### What to work on
Search the material for the word "piccole" and copy each line that holds it.

━━━━━━

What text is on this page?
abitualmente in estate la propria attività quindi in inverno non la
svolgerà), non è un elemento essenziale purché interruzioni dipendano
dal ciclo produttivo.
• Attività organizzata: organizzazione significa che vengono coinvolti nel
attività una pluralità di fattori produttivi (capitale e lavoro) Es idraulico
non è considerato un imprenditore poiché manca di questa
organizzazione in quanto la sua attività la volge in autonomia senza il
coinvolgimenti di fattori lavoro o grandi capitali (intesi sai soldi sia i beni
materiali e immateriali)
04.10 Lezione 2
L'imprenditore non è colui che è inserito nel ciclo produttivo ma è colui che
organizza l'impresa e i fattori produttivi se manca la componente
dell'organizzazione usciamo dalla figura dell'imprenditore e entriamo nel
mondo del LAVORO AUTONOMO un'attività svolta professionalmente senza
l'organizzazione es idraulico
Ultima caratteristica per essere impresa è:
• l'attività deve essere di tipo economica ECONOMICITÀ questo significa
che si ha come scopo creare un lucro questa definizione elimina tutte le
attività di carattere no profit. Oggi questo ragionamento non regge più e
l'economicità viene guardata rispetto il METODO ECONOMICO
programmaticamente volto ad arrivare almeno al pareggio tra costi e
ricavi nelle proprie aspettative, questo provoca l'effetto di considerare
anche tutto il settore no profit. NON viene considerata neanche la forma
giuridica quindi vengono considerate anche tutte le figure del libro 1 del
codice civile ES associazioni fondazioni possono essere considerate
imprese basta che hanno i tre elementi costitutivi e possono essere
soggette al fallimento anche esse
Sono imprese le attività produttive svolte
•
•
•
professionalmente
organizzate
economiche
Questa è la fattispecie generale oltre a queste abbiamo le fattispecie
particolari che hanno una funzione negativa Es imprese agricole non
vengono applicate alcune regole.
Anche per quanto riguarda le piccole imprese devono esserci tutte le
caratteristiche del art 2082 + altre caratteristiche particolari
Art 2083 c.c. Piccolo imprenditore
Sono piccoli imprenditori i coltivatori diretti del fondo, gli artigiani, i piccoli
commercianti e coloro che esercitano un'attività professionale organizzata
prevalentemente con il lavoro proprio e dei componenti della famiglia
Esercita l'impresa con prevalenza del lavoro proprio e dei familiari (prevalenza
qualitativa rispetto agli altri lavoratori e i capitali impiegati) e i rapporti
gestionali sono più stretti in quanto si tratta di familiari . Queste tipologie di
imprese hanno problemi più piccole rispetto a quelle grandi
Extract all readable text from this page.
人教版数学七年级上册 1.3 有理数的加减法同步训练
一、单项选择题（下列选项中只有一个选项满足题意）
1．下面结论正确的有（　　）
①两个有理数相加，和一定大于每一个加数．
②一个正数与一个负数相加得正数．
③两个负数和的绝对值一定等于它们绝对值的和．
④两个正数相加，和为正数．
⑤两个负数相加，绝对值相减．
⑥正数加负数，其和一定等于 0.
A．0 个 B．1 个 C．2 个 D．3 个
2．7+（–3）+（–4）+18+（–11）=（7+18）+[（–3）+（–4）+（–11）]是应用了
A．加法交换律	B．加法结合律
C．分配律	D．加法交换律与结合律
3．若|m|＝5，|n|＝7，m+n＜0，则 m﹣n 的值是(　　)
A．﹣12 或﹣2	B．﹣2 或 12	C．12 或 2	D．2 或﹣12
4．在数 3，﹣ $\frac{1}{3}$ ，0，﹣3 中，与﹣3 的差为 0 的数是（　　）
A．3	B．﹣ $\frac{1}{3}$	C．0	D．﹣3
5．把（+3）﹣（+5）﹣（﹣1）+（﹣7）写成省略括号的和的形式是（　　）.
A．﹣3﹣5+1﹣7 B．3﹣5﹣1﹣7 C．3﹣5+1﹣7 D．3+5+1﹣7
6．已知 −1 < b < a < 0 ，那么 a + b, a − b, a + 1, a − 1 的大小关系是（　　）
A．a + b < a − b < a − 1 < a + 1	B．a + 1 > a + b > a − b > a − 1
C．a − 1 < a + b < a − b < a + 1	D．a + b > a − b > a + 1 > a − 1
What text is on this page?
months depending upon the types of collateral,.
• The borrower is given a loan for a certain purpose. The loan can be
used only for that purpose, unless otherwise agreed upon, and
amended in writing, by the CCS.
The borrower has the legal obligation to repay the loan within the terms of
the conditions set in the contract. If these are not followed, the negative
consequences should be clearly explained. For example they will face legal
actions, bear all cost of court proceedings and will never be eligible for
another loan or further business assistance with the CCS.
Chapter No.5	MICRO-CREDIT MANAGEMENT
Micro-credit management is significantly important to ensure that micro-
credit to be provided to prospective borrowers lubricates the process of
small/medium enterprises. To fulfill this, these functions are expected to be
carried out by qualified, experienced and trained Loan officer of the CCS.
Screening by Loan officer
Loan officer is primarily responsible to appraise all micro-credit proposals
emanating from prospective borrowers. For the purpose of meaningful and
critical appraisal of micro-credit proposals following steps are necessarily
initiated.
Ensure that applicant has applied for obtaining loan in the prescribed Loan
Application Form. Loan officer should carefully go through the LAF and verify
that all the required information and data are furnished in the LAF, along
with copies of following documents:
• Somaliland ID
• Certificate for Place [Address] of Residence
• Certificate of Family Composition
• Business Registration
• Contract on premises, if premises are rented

━━━━━━

### Result below
Anche per quanto riguarda le piccole imprese devono esserci tutte le
imprese hanno problemi più piccole rispetto a quelle grandi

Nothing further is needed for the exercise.